▶ **Problem details**:
Copy out the following listing line for line, with no changes at all.

▶ **Information shown**:

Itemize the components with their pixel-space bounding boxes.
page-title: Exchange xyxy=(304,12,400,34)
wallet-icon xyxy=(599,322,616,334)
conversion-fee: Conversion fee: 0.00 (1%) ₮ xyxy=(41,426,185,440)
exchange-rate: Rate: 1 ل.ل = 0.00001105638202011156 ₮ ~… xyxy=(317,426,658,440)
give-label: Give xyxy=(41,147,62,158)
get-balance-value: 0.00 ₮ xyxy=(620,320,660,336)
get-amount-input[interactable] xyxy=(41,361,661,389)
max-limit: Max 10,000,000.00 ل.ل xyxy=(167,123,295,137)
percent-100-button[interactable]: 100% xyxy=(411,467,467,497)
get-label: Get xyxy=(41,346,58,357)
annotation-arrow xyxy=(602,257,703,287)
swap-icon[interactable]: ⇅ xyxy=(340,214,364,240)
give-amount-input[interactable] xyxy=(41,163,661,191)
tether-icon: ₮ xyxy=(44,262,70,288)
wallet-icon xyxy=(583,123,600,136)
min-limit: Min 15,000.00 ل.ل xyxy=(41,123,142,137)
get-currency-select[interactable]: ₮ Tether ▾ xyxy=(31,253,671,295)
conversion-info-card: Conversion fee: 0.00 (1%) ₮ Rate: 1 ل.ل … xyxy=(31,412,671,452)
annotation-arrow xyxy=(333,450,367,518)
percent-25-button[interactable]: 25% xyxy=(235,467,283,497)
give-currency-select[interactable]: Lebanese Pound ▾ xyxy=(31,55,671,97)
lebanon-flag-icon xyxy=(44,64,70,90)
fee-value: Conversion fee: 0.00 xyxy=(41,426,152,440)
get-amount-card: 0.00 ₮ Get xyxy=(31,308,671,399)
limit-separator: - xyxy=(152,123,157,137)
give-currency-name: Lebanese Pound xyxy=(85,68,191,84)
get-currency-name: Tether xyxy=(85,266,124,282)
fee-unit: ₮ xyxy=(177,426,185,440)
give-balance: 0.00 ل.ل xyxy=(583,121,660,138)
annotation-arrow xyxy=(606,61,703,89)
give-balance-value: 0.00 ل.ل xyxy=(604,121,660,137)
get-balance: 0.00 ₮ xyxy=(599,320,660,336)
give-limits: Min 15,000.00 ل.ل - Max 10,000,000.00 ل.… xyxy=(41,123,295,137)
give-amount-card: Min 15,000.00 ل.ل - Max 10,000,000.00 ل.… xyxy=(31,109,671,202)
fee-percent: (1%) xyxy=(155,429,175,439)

▶ **Answer for this exercise**:
Itemize the components with their pixel-space bounding boxes.
page-title: Exchange xyxy=(304,12,400,34)
wallet-icon xyxy=(599,322,616,334)
conversion-fee: Conversion fee: 0.00 (1%) ₮ xyxy=(41,426,185,440)
exchange-rate: Rate: 1 ل.ل = 0.00001105638202011156 ₮ ~… xyxy=(317,426,658,440)
give-label: Give xyxy=(41,147,62,158)
get-balance-value: 0.00 ₮ xyxy=(620,320,660,336)
get-amount-input[interactable] xyxy=(41,361,661,389)
max-limit: Max 10,000,000.00 ل.ل xyxy=(167,123,295,137)
percent-100-button[interactable]: 100% xyxy=(411,467,467,497)
get-label: Get xyxy=(41,346,58,357)
annotation-arrow xyxy=(602,257,703,287)
swap-icon[interactable]: ⇅ xyxy=(340,214,364,240)
give-amount-input[interactable] xyxy=(41,163,661,191)
tether-icon: ₮ xyxy=(44,262,70,288)
wallet-icon xyxy=(583,123,600,136)
min-limit: Min 15,000.00 ل.ل xyxy=(41,123,142,137)
get-currency-select[interactable]: ₮ Tether ▾ xyxy=(31,253,671,295)
conversion-info-card: Conversion fee: 0.00 (1%) ₮ Rate: 1 ل.ل … xyxy=(31,412,671,452)
annotation-arrow xyxy=(333,450,367,518)
percent-25-button[interactable]: 25% xyxy=(235,467,283,497)
give-currency-select[interactable]: Lebanese Pound ▾ xyxy=(31,55,671,97)
lebanon-flag-icon xyxy=(44,64,70,90)
fee-value: Conversion fee: 0.00 xyxy=(41,426,152,440)
get-amount-card: 0.00 ₮ Get xyxy=(31,308,671,399)
limit-separator: - xyxy=(152,123,157,137)
give-currency-name: Lebanese Pound xyxy=(85,68,191,84)
get-currency-name: Tether xyxy=(85,266,124,282)
fee-unit: ₮ xyxy=(177,426,185,440)
give-balance: 0.00 ل.ل xyxy=(583,121,660,138)
annotation-arrow xyxy=(606,61,703,89)
give-balance-value: 0.00 ل.ل xyxy=(604,121,660,137)
get-balance: 0.00 ₮ xyxy=(599,320,660,336)
give-limits: Min 15,000.00 ل.ل - Max 10,000,000.00 ل.… xyxy=(41,123,295,137)
give-amount-card: Min 15,000.00 ل.ل - Max 10,000,000.00 ل.… xyxy=(31,109,671,202)
fee-percent: (1%) xyxy=(155,429,175,439)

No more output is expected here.